### Page extract ###

In the Respondent's written Preliminary Objections, what was postulated as
emerging in 1955 was not merely a new jurisdictional obligation but a whole
new "treaty". In the Respondent's Final Submissions, however, as lodged at
the end of the oral hearing, what was referred to was a "revised" Article 17
(4) of the 1927 Treaty. It is in fact clear that no new Treaty as such could
have emerged in 1955, because it was common ground in the case that, apart
from the question of Article 17 (4), the Treaty of 1927 had never ceased to
be in force, and had been operative throughout. At the most, therefore, what
might have happened in 1955 was that the Treaty was amended by the inclusion
in it of a new or revised jurisdictional clause, providing [p40] for a
reference to the International Court of Justice instead of to the former
Permanent Court. However, as the Respondent's Submissions recognize, the
limitation ratione temporis regarding the cases which were justiciable under
the Treaty was contained in, or arose from Articles 1 and 2, and from the
Final Protocol to the Treaty. As these provisions had ex hypothesi never
ceased to be in force, they would have applied automatically to any new or
revised obligation when the latter arose. This must have been so, for
otherwise the revised Treaty would have contained two independent and
incompatible sets of requirements ratione temporis; but in truth, it
continued to contain only one set, since the "revised" obligation (as stated
in the Respondent's Final Submissions) related to Article 17 (4), which
itself contained no requirement ratione temporis, while the "revision"
related only to the substitution of the present for the former Court. It
follows that any new or revised obligation could only operate ratione
temporis in the same way as the original one, and therefore it must cover
all disputes arising after the Treaty date.
However, it is not necessary to rely on this conclusion, for in the opinion
of the Court, the grounds on which the second Preliminary Objection has been
rejected in its principal aspect, necessarily entail its rejection in its
subsidiary aspect also. These grounds are that the basic obligation to
submit to compulsory adjudication was never extinguished by the
disappearance of the Permanent Court, but was merely rendered functionally
inoperative by the lack of a forum through which it could be implemented.
What therefore happened in 1955, when this lacuna was made good by Spain's
admission to the United Nations, was that the operation of the obligation
revived, because the means of implementing it had once more become
available; but there was neither any new creation of, nor revision of the
basic obligation. Its operation having revived, by virtue of Article 37 of
the Statute, this obligation could only function in accordance with the
terms of the Treaty providing for it, as the Parties must be deemed to have
intended, and it consequently continued to relate (as it always had done) to
any disputes arising after the Treaty date.
Alternatively, to refer to another part of the grounds on which the
objection in its principal aspect was rejected, once Article 37 was
applicable, the Court became, in the language of that provision, competent
as between parties to the Statute to adjudicate on any matter which, under a
treaty or convention in force, would have fallen to be referred to the
Permanent Court had it still existed and had Article 37 never been framed.

###

--- Direction 1 ---
In the passage on the 1927 Treaty:
(a) What did the Respondent's Final Submissions refer to as emerging, instead of a whole new treaty?
(b) Which provisions contained, or gave rise to, the limitation ratione temporis on justiciable cases?
(c) What event in 1955 made good the lacuna?
--- Direction 2 ---
Can you write out the part of the passage on the 1927 Treaty starting at "However, it is" and ending at "could be implemented."?
--- Direction 3 ---
How would the passage on the 1927 Treaty go on from here? Write the next part.

### Raw records ###

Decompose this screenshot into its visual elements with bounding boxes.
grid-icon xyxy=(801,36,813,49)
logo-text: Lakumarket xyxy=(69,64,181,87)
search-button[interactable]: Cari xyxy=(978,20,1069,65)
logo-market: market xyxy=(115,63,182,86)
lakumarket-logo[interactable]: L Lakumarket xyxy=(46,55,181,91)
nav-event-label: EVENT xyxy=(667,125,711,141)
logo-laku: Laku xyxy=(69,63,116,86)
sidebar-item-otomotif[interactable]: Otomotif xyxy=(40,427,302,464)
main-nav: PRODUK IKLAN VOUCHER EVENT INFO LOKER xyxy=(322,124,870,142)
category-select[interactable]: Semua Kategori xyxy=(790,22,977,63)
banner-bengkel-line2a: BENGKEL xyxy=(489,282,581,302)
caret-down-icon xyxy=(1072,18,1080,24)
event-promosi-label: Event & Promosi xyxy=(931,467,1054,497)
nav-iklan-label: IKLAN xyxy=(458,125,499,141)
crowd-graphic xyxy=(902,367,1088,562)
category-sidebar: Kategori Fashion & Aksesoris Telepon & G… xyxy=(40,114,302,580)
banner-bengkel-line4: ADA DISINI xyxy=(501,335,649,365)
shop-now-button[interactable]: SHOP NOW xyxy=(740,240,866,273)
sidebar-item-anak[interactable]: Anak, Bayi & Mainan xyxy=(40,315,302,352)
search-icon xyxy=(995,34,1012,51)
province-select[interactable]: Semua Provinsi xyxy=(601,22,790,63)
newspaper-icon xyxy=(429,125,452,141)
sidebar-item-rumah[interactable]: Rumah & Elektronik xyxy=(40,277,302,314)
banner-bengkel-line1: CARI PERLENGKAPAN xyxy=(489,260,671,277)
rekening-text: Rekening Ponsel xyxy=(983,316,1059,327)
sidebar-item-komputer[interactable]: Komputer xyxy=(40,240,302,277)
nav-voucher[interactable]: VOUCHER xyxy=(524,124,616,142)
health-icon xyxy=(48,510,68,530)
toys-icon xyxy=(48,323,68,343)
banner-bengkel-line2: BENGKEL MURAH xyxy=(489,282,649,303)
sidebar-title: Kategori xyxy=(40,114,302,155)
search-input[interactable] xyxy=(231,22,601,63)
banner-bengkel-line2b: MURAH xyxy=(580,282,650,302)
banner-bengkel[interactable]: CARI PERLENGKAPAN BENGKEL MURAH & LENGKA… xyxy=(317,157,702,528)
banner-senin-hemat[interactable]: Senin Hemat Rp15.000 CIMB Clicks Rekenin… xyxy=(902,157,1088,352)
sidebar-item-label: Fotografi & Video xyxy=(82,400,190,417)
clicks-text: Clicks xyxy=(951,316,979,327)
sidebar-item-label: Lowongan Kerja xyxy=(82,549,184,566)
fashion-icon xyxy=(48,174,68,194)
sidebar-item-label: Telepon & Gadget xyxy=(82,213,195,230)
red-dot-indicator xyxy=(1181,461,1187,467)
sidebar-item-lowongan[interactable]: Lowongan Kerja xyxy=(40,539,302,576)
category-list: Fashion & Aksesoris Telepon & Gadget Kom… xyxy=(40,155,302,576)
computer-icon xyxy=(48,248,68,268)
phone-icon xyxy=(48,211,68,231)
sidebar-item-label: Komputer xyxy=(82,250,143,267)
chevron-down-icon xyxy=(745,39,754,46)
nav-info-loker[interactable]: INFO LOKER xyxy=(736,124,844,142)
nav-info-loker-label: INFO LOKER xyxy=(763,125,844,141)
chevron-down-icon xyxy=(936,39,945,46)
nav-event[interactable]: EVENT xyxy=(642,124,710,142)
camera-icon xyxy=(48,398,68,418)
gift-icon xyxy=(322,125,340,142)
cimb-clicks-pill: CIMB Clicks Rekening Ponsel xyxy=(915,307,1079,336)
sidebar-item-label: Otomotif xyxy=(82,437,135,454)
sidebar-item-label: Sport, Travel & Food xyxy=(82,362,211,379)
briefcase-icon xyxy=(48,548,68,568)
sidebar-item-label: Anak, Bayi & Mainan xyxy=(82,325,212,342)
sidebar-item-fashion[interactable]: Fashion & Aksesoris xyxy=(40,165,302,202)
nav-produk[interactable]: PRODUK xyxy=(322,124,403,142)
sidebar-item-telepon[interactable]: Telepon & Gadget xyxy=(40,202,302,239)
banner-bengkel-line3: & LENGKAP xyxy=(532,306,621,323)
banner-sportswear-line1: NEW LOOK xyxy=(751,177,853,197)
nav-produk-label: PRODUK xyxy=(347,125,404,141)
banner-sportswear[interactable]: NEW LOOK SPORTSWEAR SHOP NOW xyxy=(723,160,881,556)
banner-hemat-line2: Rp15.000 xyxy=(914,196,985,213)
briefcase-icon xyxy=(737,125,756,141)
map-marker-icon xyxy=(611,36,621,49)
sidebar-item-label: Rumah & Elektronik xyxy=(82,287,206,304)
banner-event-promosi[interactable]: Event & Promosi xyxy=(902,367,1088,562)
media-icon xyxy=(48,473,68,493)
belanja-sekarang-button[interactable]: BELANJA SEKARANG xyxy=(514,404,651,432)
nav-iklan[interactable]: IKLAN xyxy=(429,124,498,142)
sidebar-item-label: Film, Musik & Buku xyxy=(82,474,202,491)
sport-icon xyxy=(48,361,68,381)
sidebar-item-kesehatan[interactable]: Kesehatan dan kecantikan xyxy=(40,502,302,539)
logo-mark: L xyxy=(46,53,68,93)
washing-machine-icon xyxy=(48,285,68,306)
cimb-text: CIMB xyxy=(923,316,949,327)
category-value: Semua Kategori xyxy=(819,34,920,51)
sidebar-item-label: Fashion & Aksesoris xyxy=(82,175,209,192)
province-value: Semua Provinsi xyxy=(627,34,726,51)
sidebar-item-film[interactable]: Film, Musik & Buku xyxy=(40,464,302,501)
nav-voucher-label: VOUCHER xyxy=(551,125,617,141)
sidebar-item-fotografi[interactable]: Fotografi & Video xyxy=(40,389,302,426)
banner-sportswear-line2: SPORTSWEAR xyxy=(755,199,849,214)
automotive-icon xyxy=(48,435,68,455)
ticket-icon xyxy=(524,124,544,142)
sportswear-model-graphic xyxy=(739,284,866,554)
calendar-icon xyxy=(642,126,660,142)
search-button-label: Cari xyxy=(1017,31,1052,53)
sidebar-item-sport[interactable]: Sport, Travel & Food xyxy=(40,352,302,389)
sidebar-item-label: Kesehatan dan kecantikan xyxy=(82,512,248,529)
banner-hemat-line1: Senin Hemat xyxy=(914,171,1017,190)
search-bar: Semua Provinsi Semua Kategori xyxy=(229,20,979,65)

###

--- Exercise result 1 ---
(a) A "revised" Article 17 (4) of the 1927 Treaty.
(b) Articles 1 and 2, and the Final Protocol to the Treaty.
(c) Spain's admission to the United Nations.

--- Exercise result 2 ---
However, it is not necessary to rely on this conclusion, for in the opinion
of the Court, the grounds on which the second Preliminary Objection has been
rejected in its principal aspect, necessarily entail its rejection in its
subsidiary aspect also. These grounds are that the basic obligation to
submit to compulsory adjudication was never extinguished by the
disappearance of the Permanent Court, but was merely rendered functionally
inoperative by the lack of a forum through which it could be implemented.

--- Exercise result 3 ---
The present case is such a matter.
For the reasons given, therefore, the Court rejects the second Preliminary
Objection both in its principal and in its subsidiary aspects.
***[p41]
Third and fourth Preliminary Objections
Having decided, in rejecting the first Preliminary Objection, that the
discontinuance of the original proceedings did not bar the Applicant
Government from reintroducing its claim, and having determined, in rejecting
the second Preliminary Objection, that the Court has jurisdiction to
entertain the Application, the Court has now to consider the third and
fourth Preliminary Objections which involve the question of whether the
claim is admissible.
In considering whether these Preliminary Objections should be upheld, the
Court recalls the fact that the Applicant has submitted alternative pleas
that these objections, unless rejected by the Court, should be joined to the
merits. It will therefore be appropriate at this point to make some general
observations about such joinders. These are effected under Article 62,
paragraph 5, of the Rules of Court, which reads as follows:
"After hearing the parties the Court shall give its decision on the
objection or shall join the objection to the merits. If the Court overrules
the objection or joins it to the merits, it shall once more fix time-limits
for the further proceedings."
Since this paragraph repeats verbatim the like provision in the 1936 Rules
of the Permanent Court of International Justice, it is pertinent to take
note of the various reasons which that Court gave for deciding to join a
preliminary objection to the merits.
In the Pajzs, Csáky, Esterházy case (Hungary v. Yugoslavia), the Court, on
23 May 1936, issued an Order joining the Yugoslav objections to the merits
because "the questions raised by the first of these objections and those
arising out of the appeal as set forth in the Hungarian Government's
submissions on the merits are too intimately related and too closely
interconnected for the Court to be able to adjudicate upon the former
without prejudging the latter"; and because "the further proceedings on the
merits ... will place the Court in a better position to adjudicate with a
full knowledge of the facts upon the second objection" (P.C.I.J., Series A
/B, No. 66, p. 9).
Shortly after this, in the Losinger case, the Court, in an Order dated 27
June 1936, stated with reference to a plea to the jurisdiction made in that
case, that such a plea "may be regarded ... as a ... defence on the merits,
or at any rate as being founded on arguments which might be employed for the
purposes of that defence". Consequently,
"the Court might be in danger, were it to adjudicate now upon the plea to
the jurisdiction, of passing upon questions which appertain to the merits of
the case, or of prejudging their solution".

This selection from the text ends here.